- [TASK STATEMENT] Omit all pictures and give the records below again exactly as written.

- [DATA LISTING]
══════════

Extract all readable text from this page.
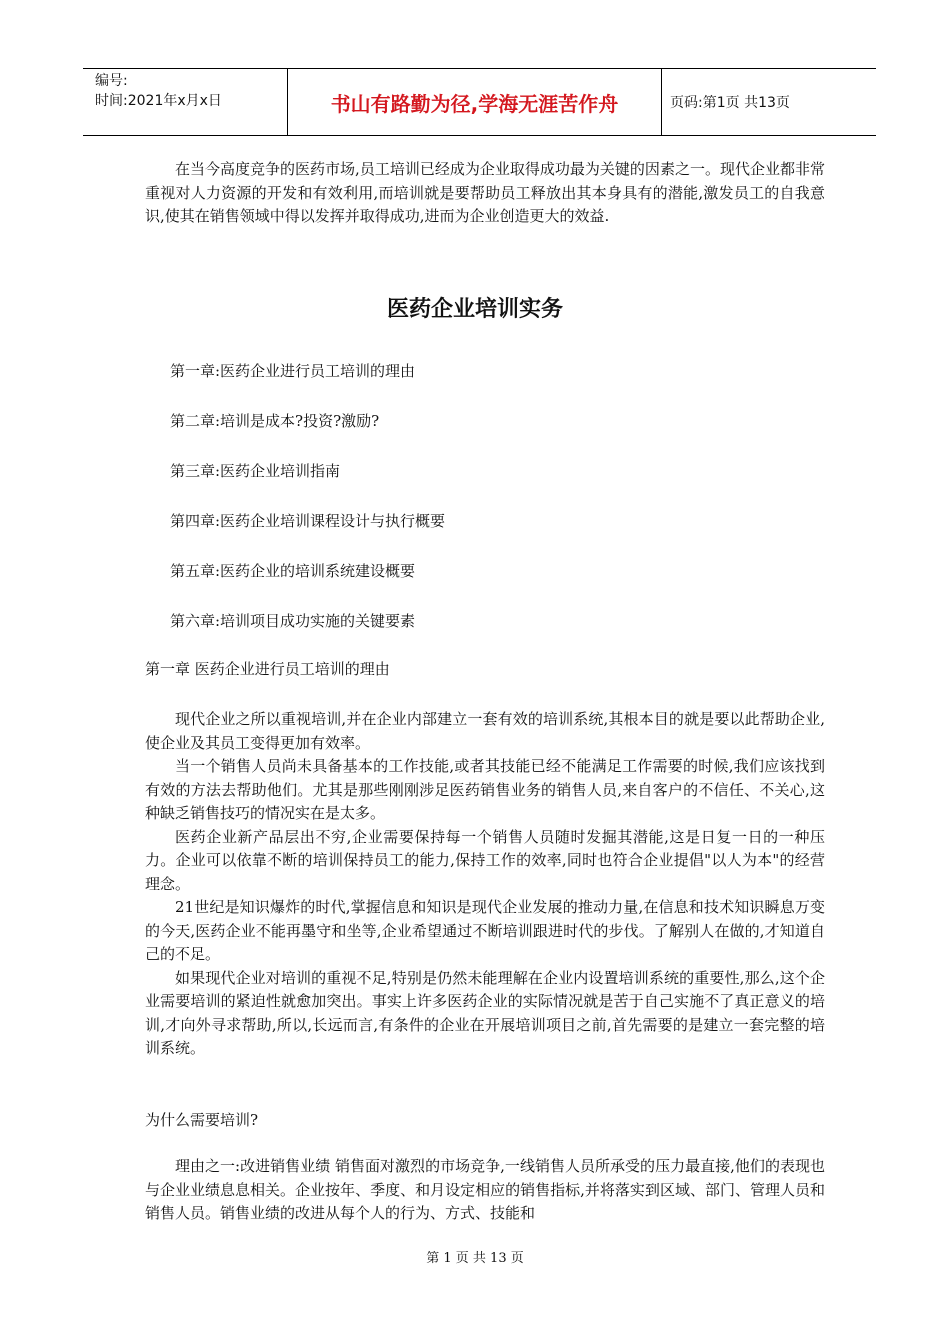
编号:
时间:2021年x月x日	书山有路勤为径,学海无涯苦作舟	页码:第1页 共13页

在当今高度竞争的医药市场,员工培训已经成为企业取得成功最为关键的因素之一。现代企业都非常重视对人力资源的开发和有效利用,而培训就是要帮助员工释放出其本身具有的潜能,激发员工的自我意识,使其在销售领域中得以发挥并取得成功,进而为企业创造更大的效益.

医药企业培训实务
第一章:医药企业进行员工培训的理由
第二章:培训是成本?投资?激励?
第三章:医药企业培训指南
第四章:医药企业培训课程设计与执行概要
第五章:医药企业的培训系统建设概要
第六章:培训项目成功实施的关键要素
第一章 医药企业进行员工培训的理由

现代企业之所以重视培训,并在企业内部建立一套有效的培训系统,其根本目的就是要以此帮助企业,使企业及其员工变得更加有效率。

当一个销售人员尚未具备基本的工作技能,或者其技能已经不能满足工作需要的时候,我们应该找到有效的方法去帮助他们。尤其是那些刚刚涉足医药销售业务的销售人员,来自客户的不信任、不关心,这种缺乏销售技巧的情况实在是太多。

医药企业新产品层出不穷,企业需要保持每一个销售人员随时发掘其潜能,这是日复一日的一种压力。企业可以依靠不断的培训保持员工的能力,保持工作的效率,同时也符合企业提倡"以人为本"的经营理念。

21世纪是知识爆炸的时代,掌握信息和知识是现代企业发展的推动力量,在信息和技术知识瞬息万变的今天,医药企业不能再墨守和坐等,企业希望通过不断培训跟进时代的步伐。了解别人在做的,才知道自己的不足。

如果现代企业对培训的重视不足,特别是仍然未能理解在企业内设置培训系统的重要性,那么,这个企业需要培训的紧迫性就愈加突出。事实上许多医药企业的实际情况就是苦于自己实施不了真正意义的培训,才向外寻求帮助,所以,长远而言,有条件的企业在开展培训项目之前,首先需要的是建立一套完整的培训系统。

为什么需要培训?

理由之一:改进销售业绩 销售面对激烈的市场竞争,一线销售人员所承受的压力最直接,他们的表现也与企业业绩息息相关。企业按年、季度、和月设定相应的销售指标,并将落实到区域、部门、管理人员和销售人员。销售业绩的改进从每个人的行为、方式、技能和

第 1 页 共 13 页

══════════

- [THE REPLY]
Extract all readable text from this page.
编号:
时间:2021年x月x日	书山有路勤为径,学海无涯苦作舟	页码:第1页 共13页

在当今高度竞争的医药市场,员工培训已经成为企业取得成功最为关键的因素之一。现代企业都非常重视对人力资源的开发和有效利用,而培训就是要帮助员工释放出其本身具有的潜能,激发员工的自我意识,使其在销售领域中得以发挥并取得成功,进而为企业创造更大的效益.

医药企业培训实务
第一章:医药企业进行员工培训的理由
第二章:培训是成本?投资?激励?
第三章:医药企业培训指南
第四章:医药企业培训课程设计与执行概要
第五章:医药企业的培训系统建设概要
第六章:培训项目成功实施的关键要素
第一章 医药企业进行员工培训的理由

现代企业之所以重视培训,并在企业内部建立一套有效的培训系统,其根本目的就是要以此帮助企业,使企业及其员工变得更加有效率。

当一个销售人员尚未具备基本的工作技能,或者其技能已经不能满足工作需要的时候,我们应该找到有效的方法去帮助他们。尤其是那些刚刚涉足医药销售业务的销售人员,来自客户的不信任、不关心,这种缺乏销售技巧的情况实在是太多。

医药企业新产品层出不穷,企业需要保持每一个销售人员随时发掘其潜能,这是日复一日的一种压力。企业可以依靠不断的培训保持员工的能力,保持工作的效率,同时也符合企业提倡"以人为本"的经营理念。

21世纪是知识爆炸的时代,掌握信息和知识是现代企业发展的推动力量,在信息和技术知识瞬息万变的今天,医药企业不能再墨守和坐等,企业希望通过不断培训跟进时代的步伐。了解别人在做的,才知道自己的不足。

如果现代企业对培训的重视不足,特别是仍然未能理解在企业内设置培训系统的重要性,那么,这个企业需要培训的紧迫性就愈加突出。事实上许多医药企业的实际情况就是苦于自己实施不了真正意义的培训,才向外寻求帮助,所以,长远而言,有条件的企业在开展培训项目之前,首先需要的是建立一套完整的培训系统。

为什么需要培训?

理由之一:改进销售业绩 销售面对激烈的市场竞争,一线销售人员所承受的压力最直接,他们的表现也与企业业绩息息相关。企业按年、季度、和月设定相应的销售指标,并将落实到区域、部门、管理人员和销售人员。销售业绩的改进从每个人的行为、方式、技能和

第 1 页 共 13 页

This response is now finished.